SUPPLIED ENTRIES
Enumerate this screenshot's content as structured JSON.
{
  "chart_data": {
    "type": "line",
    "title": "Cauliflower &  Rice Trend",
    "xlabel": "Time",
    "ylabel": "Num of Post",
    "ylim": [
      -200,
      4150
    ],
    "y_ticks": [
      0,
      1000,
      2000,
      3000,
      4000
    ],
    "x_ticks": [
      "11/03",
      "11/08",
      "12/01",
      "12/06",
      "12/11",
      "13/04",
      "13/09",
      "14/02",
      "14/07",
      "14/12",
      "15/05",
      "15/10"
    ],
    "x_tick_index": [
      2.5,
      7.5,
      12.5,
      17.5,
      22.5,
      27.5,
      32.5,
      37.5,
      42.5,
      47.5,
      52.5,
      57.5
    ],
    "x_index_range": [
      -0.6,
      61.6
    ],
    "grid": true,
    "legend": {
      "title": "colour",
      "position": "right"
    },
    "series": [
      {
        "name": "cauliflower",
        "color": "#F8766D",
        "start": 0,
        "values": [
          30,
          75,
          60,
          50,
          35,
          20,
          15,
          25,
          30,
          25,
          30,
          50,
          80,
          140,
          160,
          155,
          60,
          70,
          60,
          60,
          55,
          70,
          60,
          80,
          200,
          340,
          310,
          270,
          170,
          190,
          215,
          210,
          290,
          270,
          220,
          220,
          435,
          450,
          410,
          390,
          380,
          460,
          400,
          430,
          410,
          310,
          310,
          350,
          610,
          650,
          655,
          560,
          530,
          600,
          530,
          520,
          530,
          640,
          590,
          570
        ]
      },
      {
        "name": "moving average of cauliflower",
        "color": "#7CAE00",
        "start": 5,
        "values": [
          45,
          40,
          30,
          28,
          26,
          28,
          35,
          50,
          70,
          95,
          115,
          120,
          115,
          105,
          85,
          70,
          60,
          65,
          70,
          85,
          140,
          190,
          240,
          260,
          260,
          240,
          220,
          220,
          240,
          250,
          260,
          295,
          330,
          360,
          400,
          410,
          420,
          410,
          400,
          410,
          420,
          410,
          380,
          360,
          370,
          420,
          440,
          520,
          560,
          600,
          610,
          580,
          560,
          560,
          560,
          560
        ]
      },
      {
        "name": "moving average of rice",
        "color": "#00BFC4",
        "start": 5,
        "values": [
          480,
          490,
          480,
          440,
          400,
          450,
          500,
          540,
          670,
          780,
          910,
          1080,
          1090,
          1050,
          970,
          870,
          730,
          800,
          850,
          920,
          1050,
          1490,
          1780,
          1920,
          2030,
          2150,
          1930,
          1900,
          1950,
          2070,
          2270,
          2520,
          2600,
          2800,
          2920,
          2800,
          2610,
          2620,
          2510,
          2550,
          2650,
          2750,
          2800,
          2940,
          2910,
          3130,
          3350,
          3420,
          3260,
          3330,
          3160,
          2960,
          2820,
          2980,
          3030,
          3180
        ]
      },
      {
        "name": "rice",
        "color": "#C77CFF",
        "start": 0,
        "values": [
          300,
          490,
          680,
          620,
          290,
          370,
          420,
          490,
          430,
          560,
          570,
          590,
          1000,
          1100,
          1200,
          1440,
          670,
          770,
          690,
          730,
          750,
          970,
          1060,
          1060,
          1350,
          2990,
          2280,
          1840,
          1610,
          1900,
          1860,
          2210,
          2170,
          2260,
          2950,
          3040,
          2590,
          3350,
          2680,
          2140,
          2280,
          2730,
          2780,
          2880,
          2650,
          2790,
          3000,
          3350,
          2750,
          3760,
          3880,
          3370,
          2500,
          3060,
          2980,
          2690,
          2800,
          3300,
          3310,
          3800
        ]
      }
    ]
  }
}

THE REQUEST
Give back the whole listing exactly as it reads.

RESULT OF THIS TASK
Enumerate this screenshot's content as structured JSON.
{
  "chart_data": {
    "type": "line",
    "title": "Cauliflower &  Rice Trend",
    "xlabel": "Time",
    "ylabel": "Num of Post",
    "ylim": [
      -200,
      4150
    ],
    "y_ticks": [
      0,
      1000,
      2000,
      3000,
      4000
    ],
    "x_ticks": [
      "11/03",
      "11/08",
      "12/01",
      "12/06",
      "12/11",
      "13/04",
      "13/09",
      "14/02",
      "14/07",
      "14/12",
      "15/05",
      "15/10"
    ],
    "x_tick_index": [
      2.5,
      7.5,
      12.5,
      17.5,
      22.5,
      27.5,
      32.5,
      37.5,
      42.5,
      47.5,
      52.5,
      57.5
    ],
    "x_index_range": [
      -0.6,
      61.6
    ],
    "grid": true,
    "legend": {
      "title": "colour",
      "position": "right"
    },
    "series": [
      {
        "name": "cauliflower",
        "color": "#F8766D",
        "start": 0,
        "values": [
          30,
          75,
          60,
          50,
          35,
          20,
          15,
          25,
          30,
          25,
          30,
          50,
          80,
          140,
          160,
          155,
          60,
          70,
          60,
          60,
          55,
          70,
          60,
          80,
          200,
          340,
          310,
          270,
          170,
          190,
          215,
          210,
          290,
          270,
          220,
          220,
          435,
          450,
          410,
          390,
          380,
          460,
          400,
          430,
          410,
          310,
          310,
          350,
          610,
          650,
          655,
          560,
          530,
          600,
          530,
          520,
          530,
          640,
          590,
          570
        ]
      },
      {
        "name": "moving average of cauliflower",
        "color": "#7CAE00",
        "start": 5,
        "values": [
          45,
          40,
          30,
          28,
          26,
          28,
          35,
          50,
          70,
          95,
          115,
          120,
          115,
          105,
          85,
          70,
          60,
          65,
          70,
          85,
          140,
          190,
          240,
          260,
          260,
          240,
          220,
          220,
          240,
          250,
          260,
          295,
          330,
          360,
          400,
          410,
          420,
          410,
          400,
          410,
          420,
          410,
          380,
          360,
          370,
          420,
          440,
          520,
          560,
          600,
          610,
          580,
          560,
          560,
          560,
          560
        ]
      },
      {
        "name": "moving average of rice",
        "color": "#00BFC4",
        "start": 5,
        "values": [
          480,
          490,
          480,
          440,
          400,
          450,
          500,
          540,
          670,
          780,
          910,
          1080,
          1090,
          1050,
          970,
          870,
          730,
          800,
          850,
          920,
          1050,
          1490,
          1780,
          1920,
          2030,
          2150,
          1930,
          1900,
          1950,
          2070,
          2270,
          2520,
          2600,
          2800,
          2920,
          2800,
          2610,
          2620,
          2510,
          2550,
          2650,
          2750,
          2800,
          2940,
          2910,
          3130,
          3350,
          3420,
          3260,
          3330,
          3160,
          2960,
          2820,
          2980,
          3030,
          3180
        ]
      },
      {
        "name": "rice",
        "color": "#C77CFF",
        "start": 0,
        "values": [
          300,
          490,
          680,
          620,
          290,
          370,
          420,
          490,
          430,
          560,
          570,
          590,
          1000,
          1100,
          1200,
          1440,
          670,
          770,
          690,
          730,
          750,
          970,
          1060,
          1060,
          1350,
          2990,
          2280,
          1840,
          1610,
          1900,
          1860,
          2210,
          2170,
          2260,
          2950,
          3040,
          2590,
          3350,
          2680,
          2140,
          2280,
          2730,
          2780,
          2880,
          2650,
          2790,
          3000,
          3350,
          2750,
          3760,
          3880,
          3370,
          2500,
          3060,
          2980,
          2690,
          2800,
          3300,
          3310,
          3800
        ]
      }
    ]
  }
}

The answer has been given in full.